Supplied text:
+++

If match_index=False
, just the device type will be matched. For example, if device=torch.device("cuda:0")
and match_index=False
then this will validate if the tensor is on cuda:0
... cuda:N
.
If match_index=True
, only cuda:0
will match.
tensor_dtype
Ensures that Tensor object meets data type requirements.
The data_type
kwarg is the acceptable data type(s) of the function: torch.dtype
. If it is a set, the Tensor can match any of the data types in the set.
tensor_shape
Ensures the shape of the Tensor meets requirements.
The shape
kwarg is described below.
Shape
The shape
argument is tuple[int | range | str | None, ...]
.
There is one value in the tuple for each dimension of the shape.
The values provided for each dimension mean the following:
int
: A fixed size for this dimension.range
: A range of integers for this dimension (inclusive).str
: Represents a variable. The first instance of the variable can be anything, but all subsequent dimensions with the same string must match.None
: There are no size limitations for this dimension.
The shape
tuple below represents a 5-dimensional shape where:
- Dimension 0 is fixed at 3
- Dimension 1 is a range between 1 and 10 (inclusive)
- Dimension 2 and 3 must be the same size
- Dimension 4 can be any size
shape = (3, range(1, 10), "x", "x", None)
Pydantic Adapters
When using pydantic
with standard data science types, a pydantic configuration: arbitrary_types_allowed=True
needs to be set.
Furture versions this package may have classes to provide pydantic
the information necessary so that this configuration isn't nesessary.
However, to help reduce the bolierplate this package includes the following objects. They all work assuming with the following code:
from typing import Annotated, TypeAlias
from ds_validator.torch import tensor_dtype, tensor_shape
import torch
ENSEMBLE_MODELS = 3
EMBEDDING_COUNT = 34
# common validation criteia have functions that return `AfterValidators`
EnsembleModel: TypeAlias = Annotated[
torch.Tensor,
tensor_dtype(data_type=tensor.int64),
# Dimenions 0 and 2 have an exact required size, Dimenion 1 can be any size
tensor_shape(shape=(ENSEMBLE_MODELS, None, EMBEDDING_COUNT)),
]
good_data = torch.zeros(3, 15, 34, dtype=torch.int64)

+++

Required work:
[1] Retype the rows exactly, starting with the first line of the rows and going on through the line with "pinyin-row-2: tái tóu".
[2] Write what comes next in the text on tensor validation, picking up after its last line.

+++

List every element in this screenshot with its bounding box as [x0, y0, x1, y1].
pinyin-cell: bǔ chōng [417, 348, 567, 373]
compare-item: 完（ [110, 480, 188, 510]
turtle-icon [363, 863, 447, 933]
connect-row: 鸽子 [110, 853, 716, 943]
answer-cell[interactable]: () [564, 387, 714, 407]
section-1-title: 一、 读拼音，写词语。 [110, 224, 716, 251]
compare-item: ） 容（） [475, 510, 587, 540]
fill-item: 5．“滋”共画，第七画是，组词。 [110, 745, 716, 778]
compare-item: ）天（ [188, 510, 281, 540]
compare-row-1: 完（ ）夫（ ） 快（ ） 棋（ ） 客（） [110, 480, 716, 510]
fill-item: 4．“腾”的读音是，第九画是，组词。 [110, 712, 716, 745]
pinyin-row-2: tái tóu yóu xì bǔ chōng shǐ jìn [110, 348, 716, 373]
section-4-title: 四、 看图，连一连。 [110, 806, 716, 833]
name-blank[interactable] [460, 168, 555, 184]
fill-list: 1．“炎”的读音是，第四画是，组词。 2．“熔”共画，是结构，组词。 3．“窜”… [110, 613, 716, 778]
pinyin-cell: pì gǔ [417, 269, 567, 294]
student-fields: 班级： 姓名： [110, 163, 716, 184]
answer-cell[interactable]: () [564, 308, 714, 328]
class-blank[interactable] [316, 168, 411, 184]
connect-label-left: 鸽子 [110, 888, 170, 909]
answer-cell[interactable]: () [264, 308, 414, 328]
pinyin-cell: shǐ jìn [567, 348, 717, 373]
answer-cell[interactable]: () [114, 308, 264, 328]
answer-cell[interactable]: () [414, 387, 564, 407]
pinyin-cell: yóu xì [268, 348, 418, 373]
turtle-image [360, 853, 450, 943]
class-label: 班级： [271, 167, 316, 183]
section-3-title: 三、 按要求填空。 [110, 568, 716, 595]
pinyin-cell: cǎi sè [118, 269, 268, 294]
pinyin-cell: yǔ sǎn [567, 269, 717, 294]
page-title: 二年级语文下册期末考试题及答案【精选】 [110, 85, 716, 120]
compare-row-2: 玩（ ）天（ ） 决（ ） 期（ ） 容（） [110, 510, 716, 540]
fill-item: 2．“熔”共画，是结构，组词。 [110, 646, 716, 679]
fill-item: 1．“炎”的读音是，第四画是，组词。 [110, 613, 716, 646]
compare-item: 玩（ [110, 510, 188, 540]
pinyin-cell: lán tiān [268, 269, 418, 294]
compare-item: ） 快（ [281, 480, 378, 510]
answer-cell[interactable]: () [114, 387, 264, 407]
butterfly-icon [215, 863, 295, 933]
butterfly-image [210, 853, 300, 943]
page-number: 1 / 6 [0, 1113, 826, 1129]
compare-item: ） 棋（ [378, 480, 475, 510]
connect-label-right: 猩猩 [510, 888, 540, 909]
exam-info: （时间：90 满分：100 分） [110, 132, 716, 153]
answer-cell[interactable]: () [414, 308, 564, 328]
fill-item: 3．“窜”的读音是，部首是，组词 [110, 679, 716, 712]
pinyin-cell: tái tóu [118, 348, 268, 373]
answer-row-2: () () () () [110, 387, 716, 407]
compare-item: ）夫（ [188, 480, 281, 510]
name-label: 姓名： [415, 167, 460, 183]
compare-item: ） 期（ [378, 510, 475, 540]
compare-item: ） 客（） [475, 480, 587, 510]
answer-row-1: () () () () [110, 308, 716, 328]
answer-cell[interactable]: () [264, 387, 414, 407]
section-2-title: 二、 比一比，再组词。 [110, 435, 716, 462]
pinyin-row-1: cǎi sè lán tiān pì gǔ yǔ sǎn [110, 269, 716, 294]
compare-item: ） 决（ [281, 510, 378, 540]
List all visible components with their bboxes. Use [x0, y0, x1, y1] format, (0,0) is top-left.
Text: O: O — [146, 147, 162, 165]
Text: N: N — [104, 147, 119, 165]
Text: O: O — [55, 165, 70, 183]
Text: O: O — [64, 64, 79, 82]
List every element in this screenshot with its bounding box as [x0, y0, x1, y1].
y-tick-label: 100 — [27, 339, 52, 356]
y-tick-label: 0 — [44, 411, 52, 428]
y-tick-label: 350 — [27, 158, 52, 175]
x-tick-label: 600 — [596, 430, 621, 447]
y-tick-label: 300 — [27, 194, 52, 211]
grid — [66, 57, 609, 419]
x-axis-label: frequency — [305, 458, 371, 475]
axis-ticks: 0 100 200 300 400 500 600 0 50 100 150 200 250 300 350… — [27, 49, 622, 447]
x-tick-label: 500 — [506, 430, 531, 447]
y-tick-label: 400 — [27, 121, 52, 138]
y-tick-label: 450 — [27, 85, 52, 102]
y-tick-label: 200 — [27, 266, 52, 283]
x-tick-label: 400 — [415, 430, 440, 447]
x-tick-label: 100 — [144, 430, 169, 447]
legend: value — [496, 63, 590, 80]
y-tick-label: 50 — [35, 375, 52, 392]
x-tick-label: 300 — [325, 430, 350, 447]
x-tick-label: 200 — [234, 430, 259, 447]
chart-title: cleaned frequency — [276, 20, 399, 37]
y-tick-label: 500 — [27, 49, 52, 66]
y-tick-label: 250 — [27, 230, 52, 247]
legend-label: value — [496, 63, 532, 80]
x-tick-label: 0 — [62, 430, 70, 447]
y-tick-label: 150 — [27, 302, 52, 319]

+++

Expected results:
[1]
List every element in this screenshot with its bounding box as [x0, y0, x1, y1].
pinyin-cell: bǔ chōng [417, 348, 567, 373]
compare-item: 完（ [110, 480, 188, 510]
turtle-icon [363, 863, 447, 933]
connect-row: 鸽子 [110, 853, 716, 943]
answer-cell[interactable]: () [564, 387, 714, 407]
section-1-title: 一、 读拼音，写词语。 [110, 224, 716, 251]
compare-item: ） 容（） [475, 510, 587, 540]
fill-item: 5．“滋”共画，第七画是，组词。 [110, 745, 716, 778]
compare-item: ）天（ [188, 510, 281, 540]
compare-row-1: 完（ ）夫（ ） 快（ ） 棋（ ） 客（） [110, 480, 716, 510]
fill-item: 4．“腾”的读音是，第九画是，组词。 [110, 712, 716, 745]
pinyin-row-2: tái tóu yóu xì bǔ chōng shǐ jìn [110, 348, 716, 373]

[2]
bad_data = torch.zeros(4, 5, 3, dtype=torch.int32)
DsBaseModel
Inherits from pydantic.BaseModel
. Can be used exactly like pydantic.BaseModel
:
from ds_validator import DsBaseModel
import torch
class AllModelData(DsBaseModel):
ensemble_model: EnsembleModel
# good_model will work without error
good_model = AllModelData(ensemble_model=good_data)
# pydantic will raise an error because `bad_data` doesn't match validation requirements
bad_model = AllModelData(ensemble_model=bad_data)
ds_validate_call
Creates a pydantic.validate_call
object with the correct configuration for data science types. Can be used exactly like pydantic.validate_call
from ds_validator import ds_validate_call
import torch
# without `validate_return=True`, `pydantic` will just validate inputs
@ds_validate_call(validate_return=True)
def transform_ensemble(tensor: EnsembleModel) -> EnsembleModel: ...
# good_model will work without error
good_model = transform_ensemble(tensor=good_data)
# pydantic will raise an error because `bad_data` doesn't match validation requirements
bad_model = transform_ensemble(bad_data)
ds_type_adapter
Creates a pydantic.TypeAdapter
object that will work with data science types. Has the same arguments as pydantic.TypeAdapter
.
from ds_validator import ds_type_adapter
import torch
ensemble_adapter = ds_type_adapter(EnsembleModel)
# good_model will work without error
good_model = ensemble_adapter.validate_python(good_data)
# pydantic will raise an error because `bad_data` doesn't match validation requirements
bad_model = ensemble_adapter.validate_python(bad_data)
Bundling Validators
If multiple Validators are used, the first validator to find an error raises and error and the subsequent validators do not run. If you would like multiple validators to run (for example, to find all object errors during testing), validators can be combined with the bundle
function:
from typing import Annotated, TypeAlias
from ds_validator import bundle
from ds_validator.torch import (
tensor_device,
tensor_dtype,
tensor_shape,
)
import torch
Tensor: TypeAlias = Annotated[
torch.Tensor,
# dtype and shape validators will run even if there is an error in device validator
bundle(
tensor_device(device=torch.device("cuda:1"), match_index=True),
tensor_dtype(data_type=torch.int64),
tensor_shape(shape=(None, 3, range(1, 10), "x", "x")),
),
]
Creating Custom Validators
Additional validators can be created by using instances of pydantic's AnnotatedValidators
.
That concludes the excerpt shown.